Supplied information:

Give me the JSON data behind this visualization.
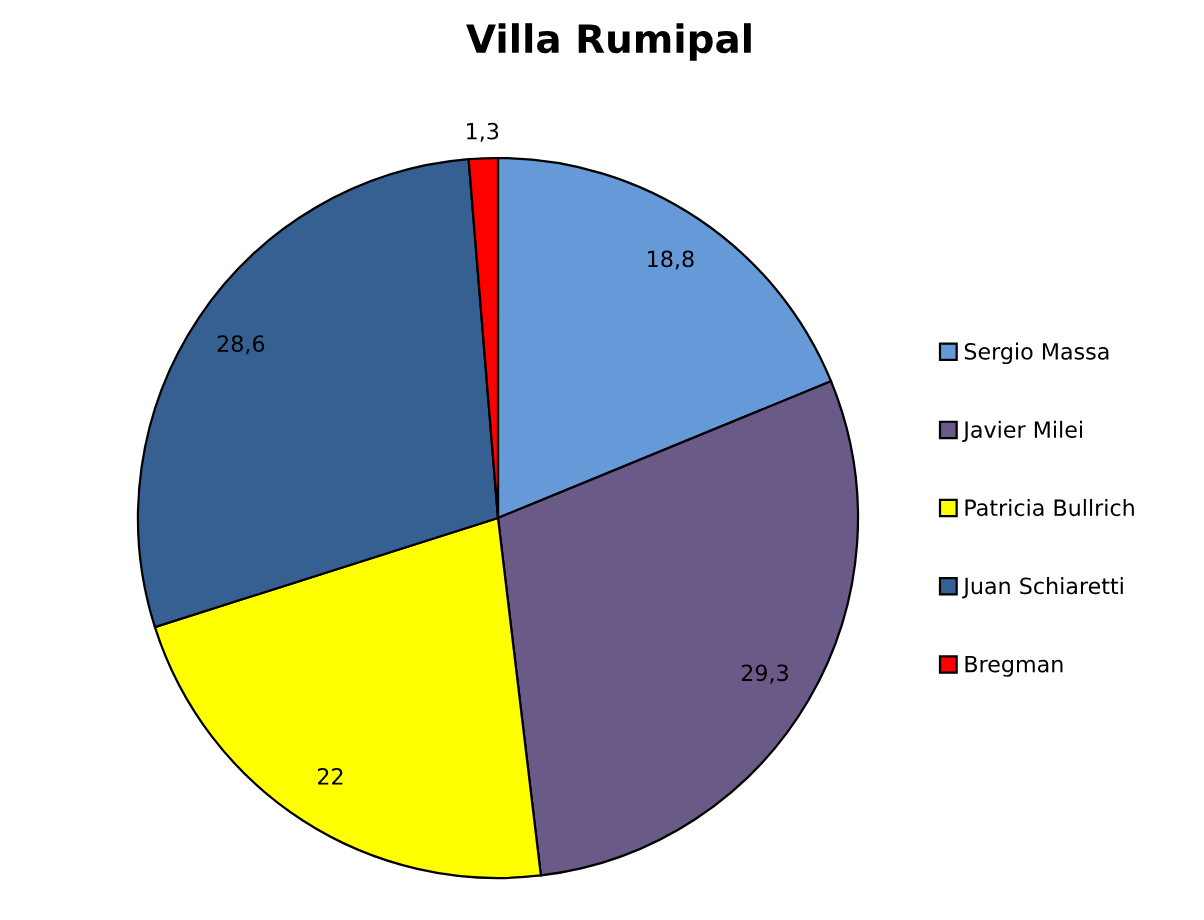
{
  "chart_data": {
    "type": "pie",
    "title": "Villa Rumipal",
    "categories": [
      "Sergio Massa",
      "Javier Milei",
      "Patricia Bullrich",
      "Juan Schiaretti",
      "Bregman"
    ],
    "values": [
      18.8,
      29.3,
      22,
      28.6,
      1.3
    ],
    "colors": [
      "#6699d8",
      "#6a5a88",
      "#ffff00",
      "#376092",
      "#ff0000"
    ],
    "value_labels": [
      "18,8",
      "29,3",
      "22",
      "28,6",
      "1,3"
    ],
    "legend": "right"
  }
}
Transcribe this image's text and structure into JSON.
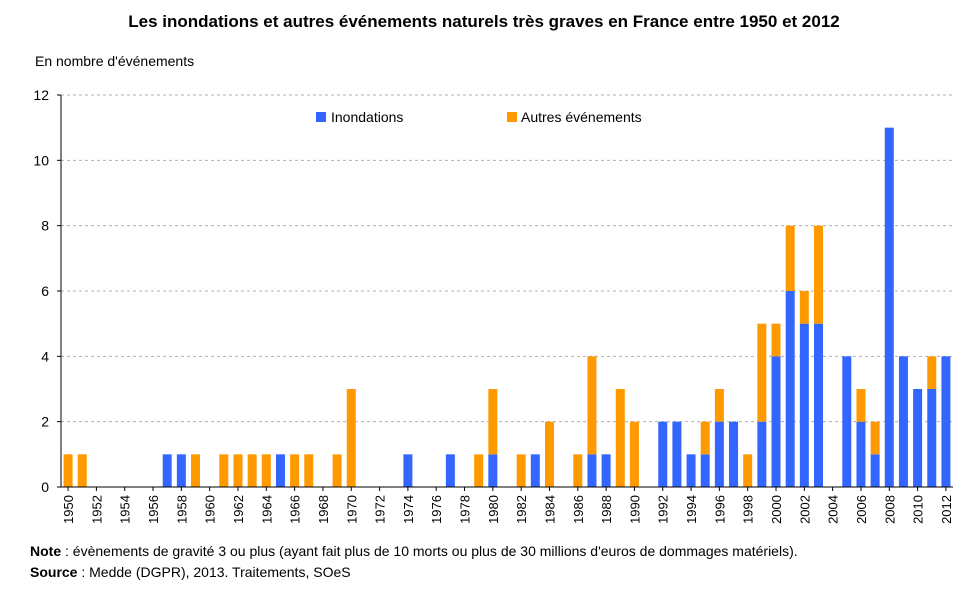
{
  "title": "Les inondations et autres événements naturels très graves en France entre 1950 et 2012",
  "unit_label": "En nombre d'événements",
  "note_label": "Note",
  "note_text": " : évènements de gravité 3 ou plus (ayant fait plus de 10 morts ou plus de 30 millions d'euros de dommages matériels).",
  "source_label": "Source",
  "source_text": " : Medde (DGPR), 2013. Traitements, SOeS",
  "colors": {
    "inondations": "#3366ff",
    "autres": "#ff9900",
    "grid": "#b0b0b0"
  },
  "chart_data": {
    "type": "bar",
    "stacked": true,
    "title": "Les inondations et autres événements naturels très graves en France entre 1950 et 2012",
    "ylabel": "En nombre d'événements",
    "xlabel": "",
    "ylim": [
      0,
      12
    ],
    "yticks": [
      0,
      2,
      4,
      6,
      8,
      10,
      12
    ],
    "grid": true,
    "legend_position": "top-center",
    "categories": [
      "1950",
      "1951",
      "1952",
      "1953",
      "1954",
      "1955",
      "1956",
      "1957",
      "1958",
      "1959",
      "1960",
      "1961",
      "1962",
      "1963",
      "1964",
      "1965",
      "1966",
      "1967",
      "1968",
      "1969",
      "1970",
      "1971",
      "1972",
      "1973",
      "1974",
      "1975",
      "1976",
      "1977",
      "1978",
      "1979",
      "1980",
      "1981",
      "1982",
      "1983",
      "1984",
      "1985",
      "1986",
      "1987",
      "1988",
      "1989",
      "1990",
      "1991",
      "1992",
      "1993",
      "1994",
      "1995",
      "1996",
      "1997",
      "1998",
      "1999",
      "2000",
      "2001",
      "2002",
      "2003",
      "2004",
      "2005",
      "2006",
      "2007",
      "2008",
      "2009",
      "2010",
      "2011",
      "2012"
    ],
    "tick_labels": [
      "1950",
      "1952",
      "1954",
      "1956",
      "1958",
      "1960",
      "1962",
      "1964",
      "1966",
      "1968",
      "1970",
      "1972",
      "1974",
      "1976",
      "1978",
      "1980",
      "1982",
      "1984",
      "1986",
      "1988",
      "1990",
      "1992",
      "1994",
      "1996",
      "1998",
      "2000",
      "2002",
      "2004",
      "2006",
      "2008",
      "2010",
      "2012"
    ],
    "series": [
      {
        "name": "Inondations",
        "values": [
          0,
          0,
          0,
          0,
          0,
          0,
          0,
          1,
          1,
          0,
          0,
          0,
          0,
          0,
          0,
          1,
          0,
          0,
          0,
          0,
          0,
          0,
          0,
          0,
          1,
          0,
          0,
          1,
          0,
          0,
          1,
          0,
          0,
          1,
          0,
          0,
          0,
          1,
          1,
          0,
          0,
          0,
          2,
          2,
          1,
          1,
          2,
          2,
          0,
          2,
          4,
          6,
          5,
          5,
          0,
          4,
          2,
          1,
          11,
          4,
          3,
          3,
          4
        ]
      },
      {
        "name": "Autres événements",
        "values": [
          1,
          1,
          0,
          0,
          0,
          0,
          0,
          0,
          0,
          1,
          0,
          1,
          1,
          1,
          1,
          0,
          1,
          1,
          0,
          1,
          3,
          0,
          0,
          0,
          0,
          0,
          0,
          0,
          0,
          1,
          2,
          0,
          1,
          0,
          2,
          0,
          1,
          3,
          0,
          3,
          2,
          0,
          0,
          0,
          0,
          1,
          1,
          0,
          1,
          3,
          1,
          2,
          1,
          3,
          0,
          0,
          1,
          1,
          0,
          0,
          0,
          1,
          0
        ]
      }
    ]
  }
}
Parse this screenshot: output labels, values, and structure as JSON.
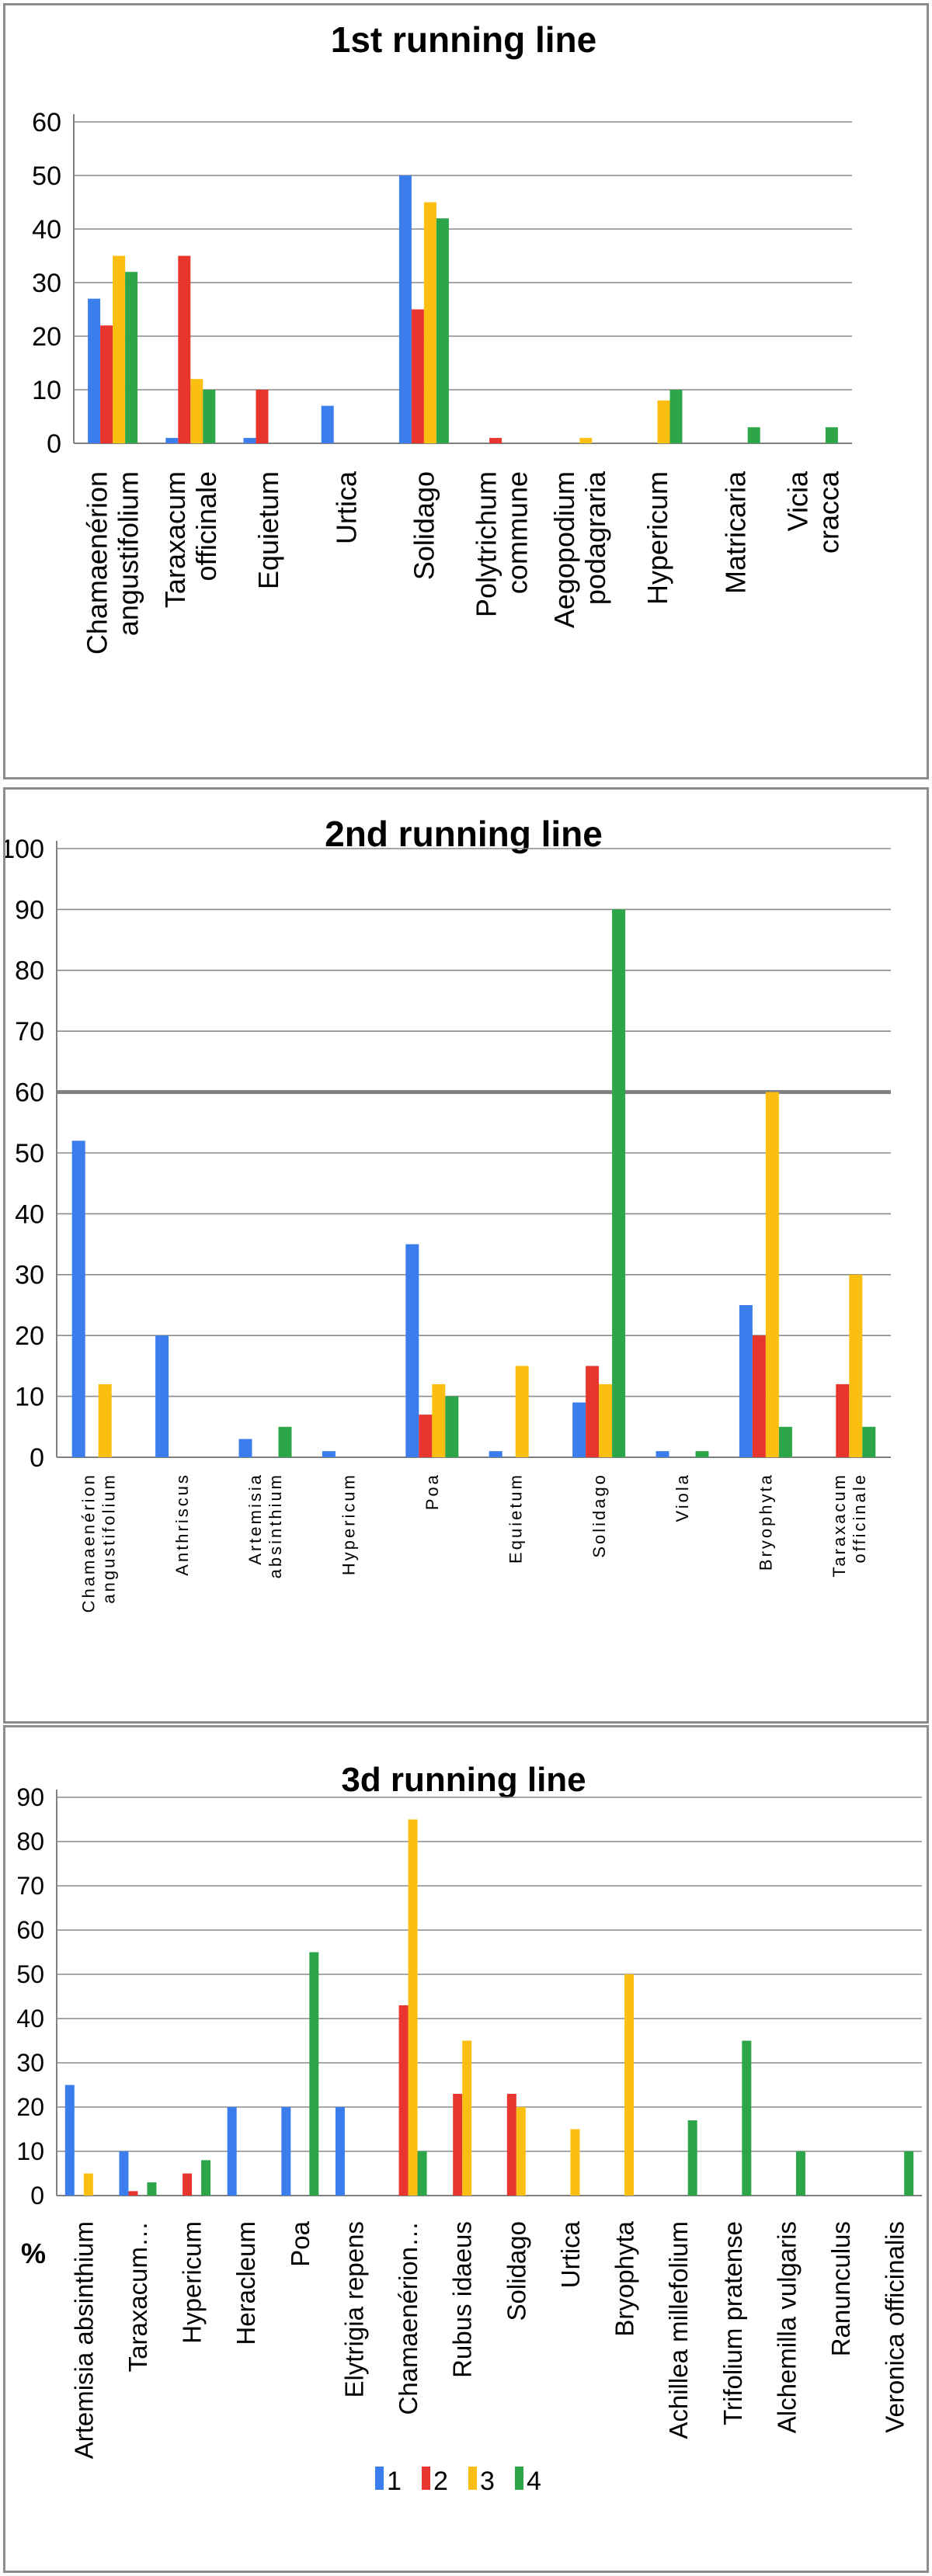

Problem:
Copy all the records above exactly, but leave out the pictures.

Worked answer:
Give me the JSON data behind this visualization.
{
  "chart_data": {
    "type": "pie",
    "title": "Villa Rumipal",
    "categories": [
      "Sergio Massa",
      "Javier Milei",
      "Patricia Bullrich",
      "Juan Schiaretti",
      "Bregman"
    ],
    "values": [
      18.8,
      29.3,
      22,
      28.6,
      1.3
    ],
    "colors": [
      "#6699d8",
      "#6a5a88",
      "#ffff00",
      "#376092",
      "#ff0000"
    ],
    "value_labels": [
      "18,8",
      "29,3",
      "22",
      "28,6",
      "1,3"
    ],
    "legend": "right"
  }
}
Transcribe this image's text and structure into JSON.
{
  "title": "Les inondations et autres événements naturels très graves en France entre 1950 et 2012",
  "unit_label": "En nombre d'événements",
  "note_label": "Note",
  "note_text": " : évènements de gravité 3 ou plus (ayant fait plus de 10 morts ou plus de 30 millions d'euros de dommages matériels).",
  "source_label": "Source",
  "source_text": " : Medde (DGPR), 2013. Traitements, SOeS",
  "colors": {
    "inondations": "#3366ff",
    "autres": "#ff9900",
    "grid": "#b0b0b0"
  },
  "chart_data": {
    "type": "bar",
    "stacked": true,
    "title": "Les inondations et autres événements naturels très graves en France entre 1950 et 2012",
    "ylabel": "En nombre d'événements",
    "xlabel": "",
    "ylim": [
      0,
      12
    ],
    "yticks": [
      0,
      2,
      4,
      6,
      8,
      10,
      12
    ],
    "grid": true,
    "legend_position": "top-center",
    "categories": [
      "1950",
      "1951",
      "1952",
      "1953",
      "1954",
      "1955",
      "1956",
      "1957",
      "1958",
      "1959",
      "1960",
      "1961",
      "1962",
      "1963",
      "1964",
      "1965",
      "1966",
      "1967",
      "1968",
      "1969",
      "1970",
      "1971",
      "1972",
      "1973",
      "1974",
      "1975",
      "1976",
      "1977",
      "1978",
      "1979",
      "1980",
      "1981",
      "1982",
      "1983",
      "1984",
      "1985",
      "1986",
      "1987",
      "1988",
      "1989",
      "1990",
      "1991",
      "1992",
      "1993",
      "1994",
      "1995",
      "1996",
      "1997",
      "1998",
      "1999",
      "2000",
      "2001",
      "2002",
      "2003",
      "2004",
      "2005",
      "2006",
      "2007",
      "2008",
      "2009",
      "2010",
      "2011",
      "2012"
    ],
    "tick_labels": [
      "1950",
      "1952",
      "1954",
      "1956",
      "1958",
      "1960",
      "1962",
      "1964",
      "1966",
      "1968",
      "1970",
      "1972",
      "1974",
      "1976",
      "1978",
      "1980",
      "1982",
      "1984",
      "1986",
      "1988",
      "1990",
      "1992",
      "1994",
      "1996",
      "1998",
      "2000",
      "2002",
      "2004",
      "2006",
      "2008",
      "2010",
      "2012"
    ],
    "series": [
      {
        "name": "Inondations",
        "values": [
          0,
          0,
          0,
          0,
          0,
          0,
          0,
          1,
          1,
          0,
          0,
          0,
          0,
          0,
          0,
          1,
          0,
          0,
          0,
          0,
          0,
          0,
          0,
          0,
          1,
          0,
          0,
          1,
          0,
          0,
          1,
          0,
          0,
          1,
          0,
          0,
          0,
          1,
          1,
          0,
          0,
          0,
          2,
          2,
          1,
          1,
          2,
          2,
          0,
          2,
          4,
          6,
          5,
          5,
          0,
          4,
          2,
          1,
          11,
          4,
          3,
          3,
          4
        ]
      },
      {
        "name": "Autres événements",
        "values": [
          1,
          1,
          0,
          0,
          0,
          0,
          0,
          0,
          0,
          1,
          0,
          1,
          1,
          1,
          1,
          0,
          1,
          1,
          0,
          1,
          3,
          0,
          0,
          0,
          0,
          0,
          0,
          0,
          0,
          1,
          2,
          0,
          1,
          0,
          2,
          0,
          1,
          3,
          0,
          3,
          2,
          0,
          0,
          0,
          0,
          1,
          1,
          0,
          1,
          3,
          1,
          2,
          1,
          3,
          0,
          0,
          1,
          1,
          0,
          0,
          0,
          1,
          0
        ]
      }
    ]
  }
}
Parse this screenshot: output labels, values, and structure as JSON.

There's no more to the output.